(Saved data entries)
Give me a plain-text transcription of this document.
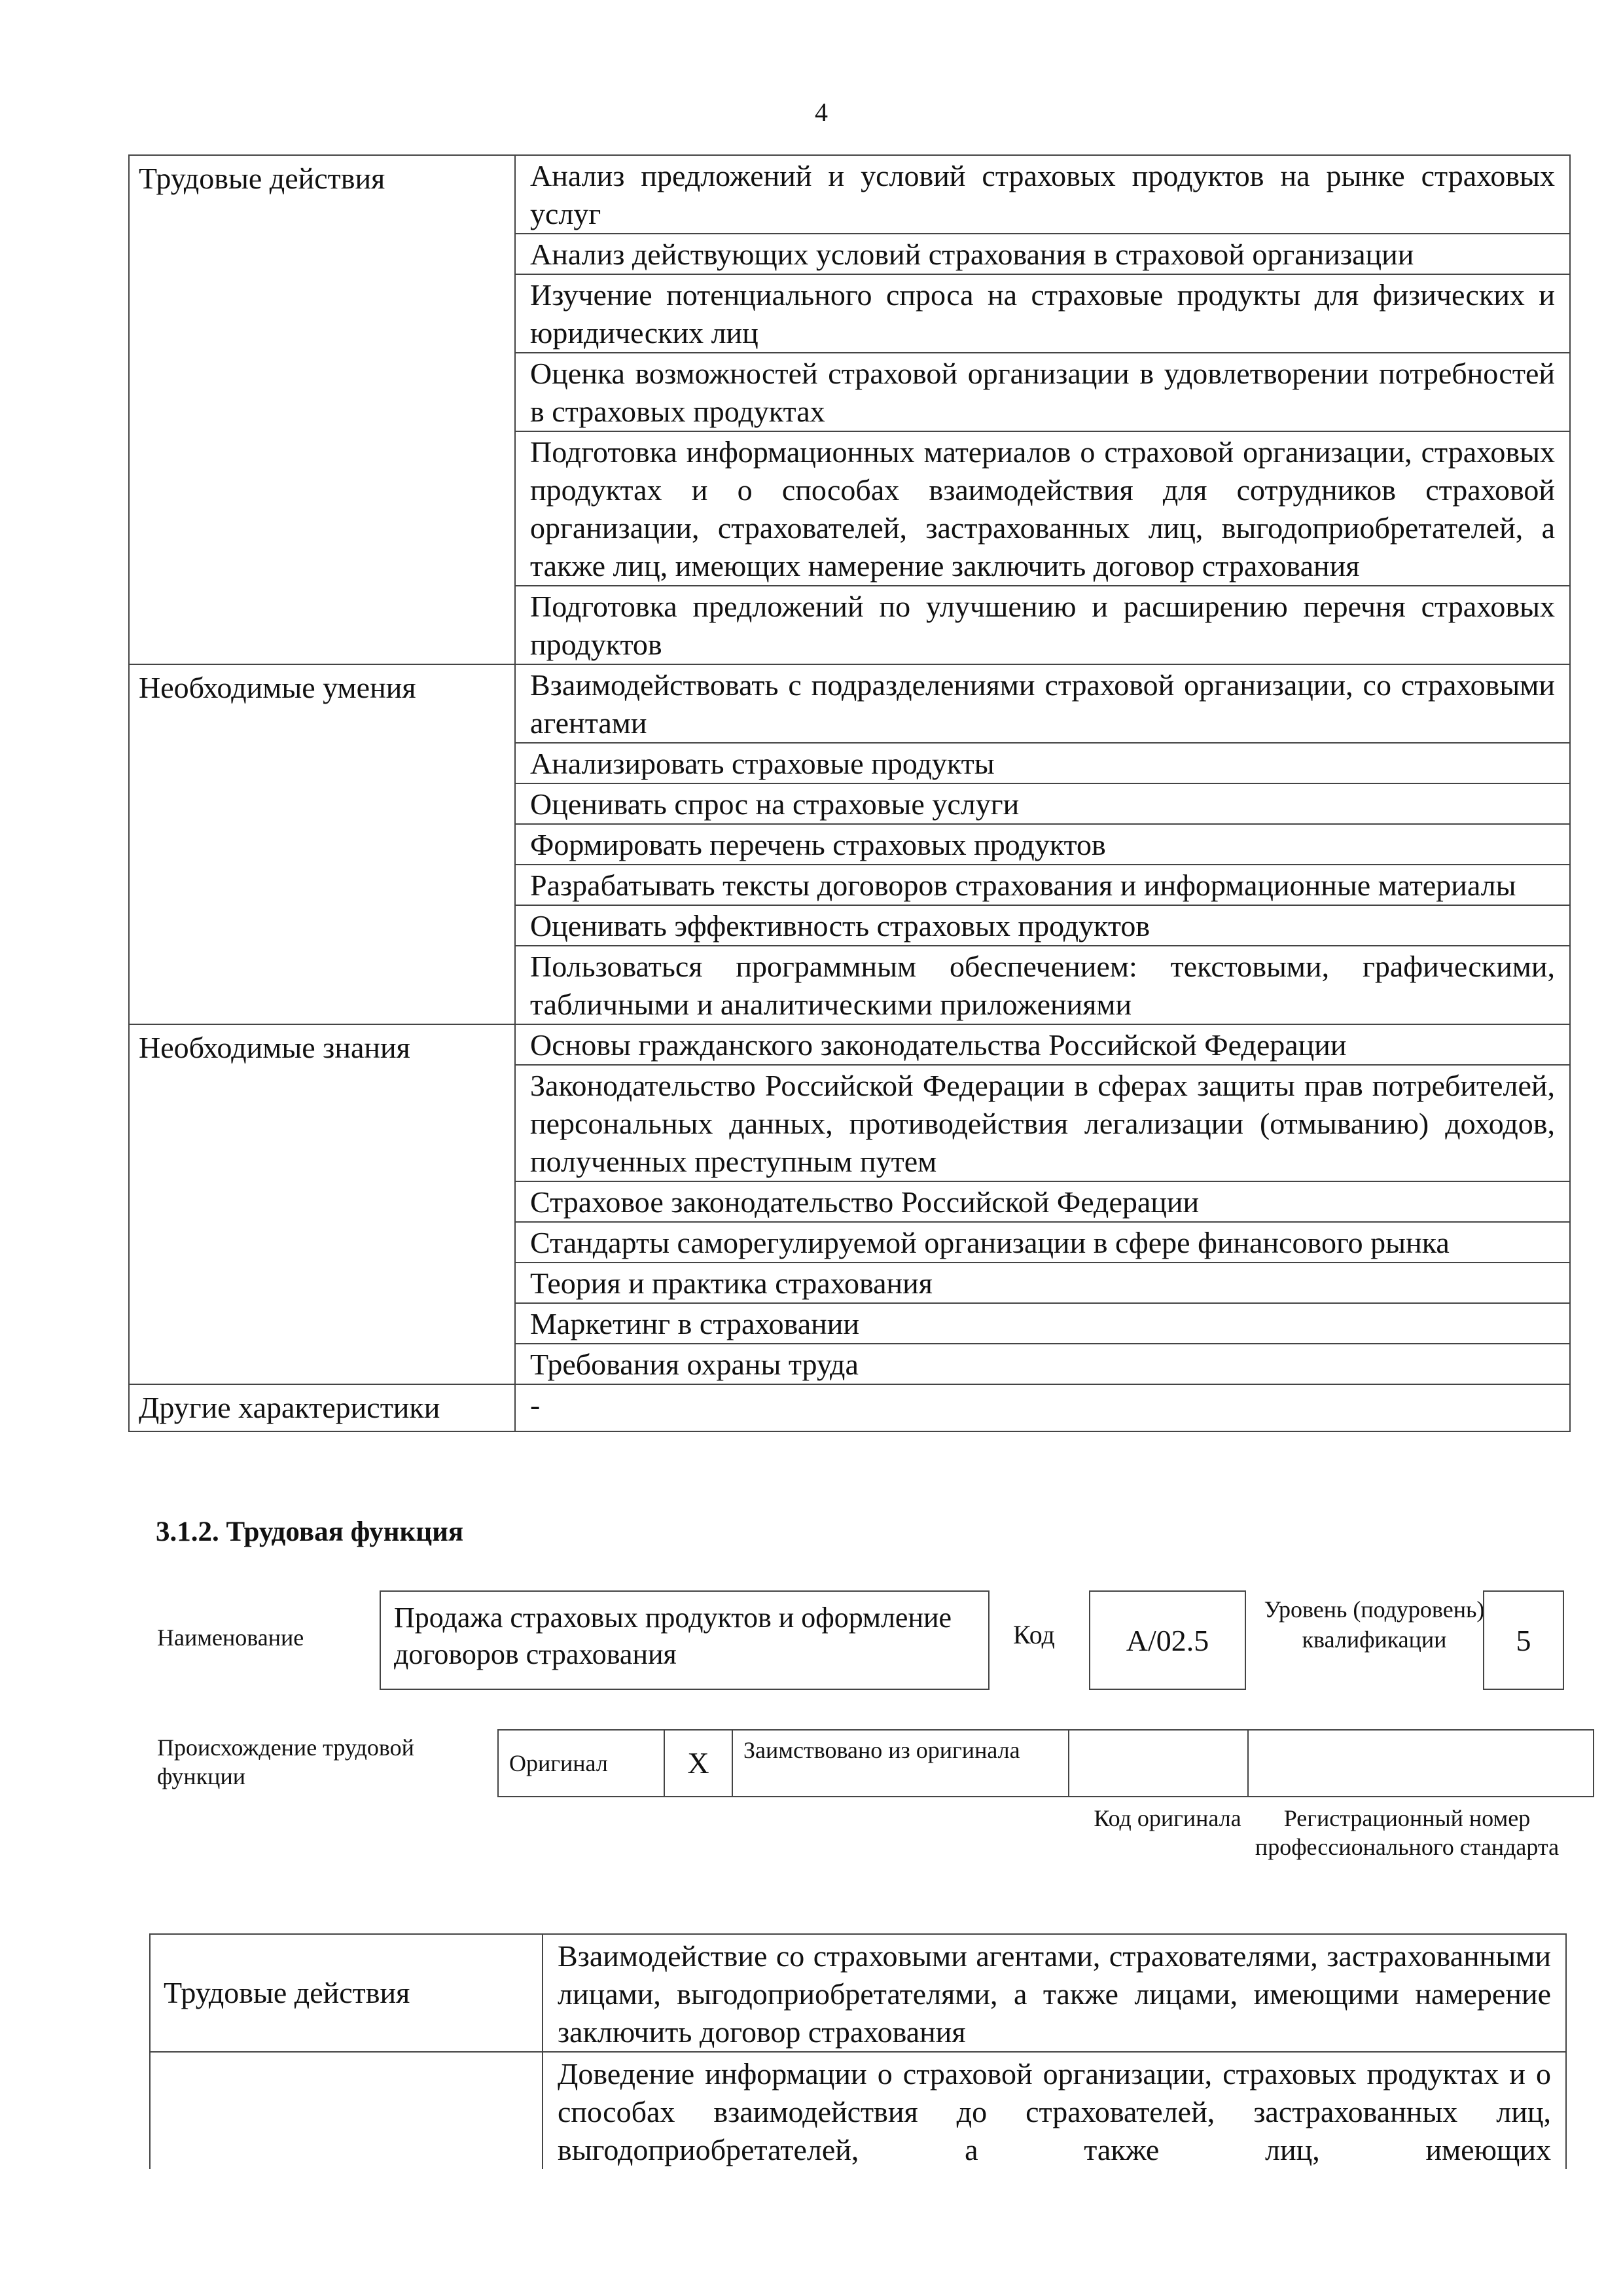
4
Трудовые действия	Анализ предложений и условий страховых продуктов на рынке страховых услуг
	Анализ действующих условий страхования в страховой организации
	Изучение потенциального спроса на страховые продукты для физических и юридических лиц
	Оценка возможностей страховой организации в удовлетворении потребностей в страховых продуктах
	Подготовка информационных материалов о страховой организации, страховых продуктах и о способах взаимодействия для сотрудников страховой организации, страхователей, застрахованных лиц, выгодоприобретателей, а также лиц, имеющих намерение заключить договор страхования
	Подготовка предложений по улучшению и расширению перечня страховых продуктов
Необходимые умения	Взаимодействовать с подразделениями страховой организации, со страховыми агентами
	Анализировать страховые продукты
	Оценивать спрос на страховые услуги
	Формировать перечень страховых продуктов
	Разрабатывать тексты договоров страхования и информационные материалы
	Оценивать эффективность страховых продуктов
	Пользоваться программным обеспечением: текстовыми, графическими, табличными и аналитическими приложениями
Необходимые знания	Основы гражданского законодательства Российской Федерации
	Законодательство Российской Федерации в сферах защиты прав потребителей, персональных данных, противодействия легализации (отмыванию) доходов, полученных преступным путем
	Страховое законодательство Российской Федерации
	Стандарты саморегулируемой организации в сфере финансового рынка
	Теория и практика страхования
	Маркетинг в страховании
	Требования охраны труда
Другие характеристики	-
3.1.2. Трудовая функция
Наименование
Продажа страховых продуктов и оформление договоров страхования
Код	А/02.5
Уровень (подуровень) квалификации	5
Происхождение трудовой функции	Оригинал	Х	Заимствовано из оригинала		
Код оригинала	Регистрационный номер профессионального стандарта
Трудовые действия	Взаимодействие со страховыми агентами, страхователями, застрахованными лицами, выгодоприобретателями, а также лицами, имеющими намерение заключить договор страхования
	Доведение информации о страховой организации, страховых продуктах и о способах взаимодействия до страхователей, застрахованных лиц, выгодоприобретателей, а также лиц, имеющих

_Task brief:_ From the records given above, copy all lines containing "Подготовка".

_Written answer:_
	Подготовка информационных материалов о страховой организации, страховых продуктах и о способах взаимодействия для сотрудников страховой организации, страхователей, застрахованных лиц, выгодоприобретателей, а также лиц, имеющих намерение заключить договор страхования
	Подготовка предложений по улучшению и расширению перечня страховых продуктов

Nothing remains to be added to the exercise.